● **WHAT IS EXPECTED**: Pictures should be excluded; otherwise, copy every entry exactly.

BEGIN TASK DATA

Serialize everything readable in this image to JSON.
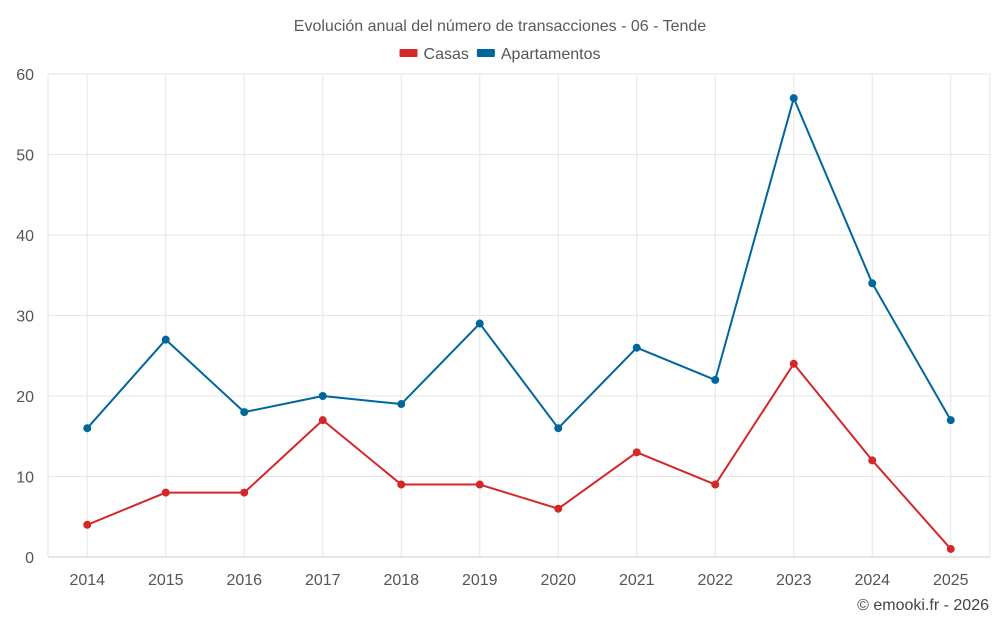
{
  "chart_data": {
    "type": "line",
    "title": "Evolución anual del número de transacciones - 06 - Tende",
    "xlabel": "",
    "ylabel": "",
    "categories": [
      "2014",
      "2015",
      "2016",
      "2017",
      "2018",
      "2019",
      "2020",
      "2021",
      "2022",
      "2023",
      "2024",
      "2025"
    ],
    "ylim": [
      0,
      60
    ],
    "yticks": [
      0,
      10,
      20,
      30,
      40,
      50,
      60
    ],
    "grid": true,
    "legend_position": "top-center",
    "series": [
      {
        "name": "Casas",
        "color": "#d62728",
        "values": [
          4,
          8,
          8,
          17,
          9,
          9,
          6,
          13,
          9,
          24,
          12,
          1
        ]
      },
      {
        "name": "Apartamentos",
        "color": "#00669c",
        "values": [
          16,
          27,
          18,
          20,
          19,
          29,
          16,
          26,
          22,
          57,
          34,
          17
        ]
      }
    ]
  },
  "copyright": "© emooki.fr - 2026"
}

END TASK DATA

● **COMPLETE RESPONSE**:
Serialize everything readable in this image to JSON.
{
  "chart_data": {
    "type": "line",
    "title": "Evolución anual del número de transacciones - 06 - Tende",
    "xlabel": "",
    "ylabel": "",
    "categories": [
      "2014",
      "2015",
      "2016",
      "2017",
      "2018",
      "2019",
      "2020",
      "2021",
      "2022",
      "2023",
      "2024",
      "2025"
    ],
    "ylim": [
      0,
      60
    ],
    "yticks": [
      0,
      10,
      20,
      30,
      40,
      50,
      60
    ],
    "grid": true,
    "legend_position": "top-center",
    "series": [
      {
        "name": "Casas",
        "color": "#d62728",
        "values": [
          4,
          8,
          8,
          17,
          9,
          9,
          6,
          13,
          9,
          24,
          12,
          1
        ]
      },
      {
        "name": "Apartamentos",
        "color": "#00669c",
        "values": [
          16,
          27,
          18,
          20,
          19,
          29,
          16,
          26,
          22,
          57,
          34,
          17
        ]
      }
    ]
  },
  "copyright": "© emooki.fr - 2026"
}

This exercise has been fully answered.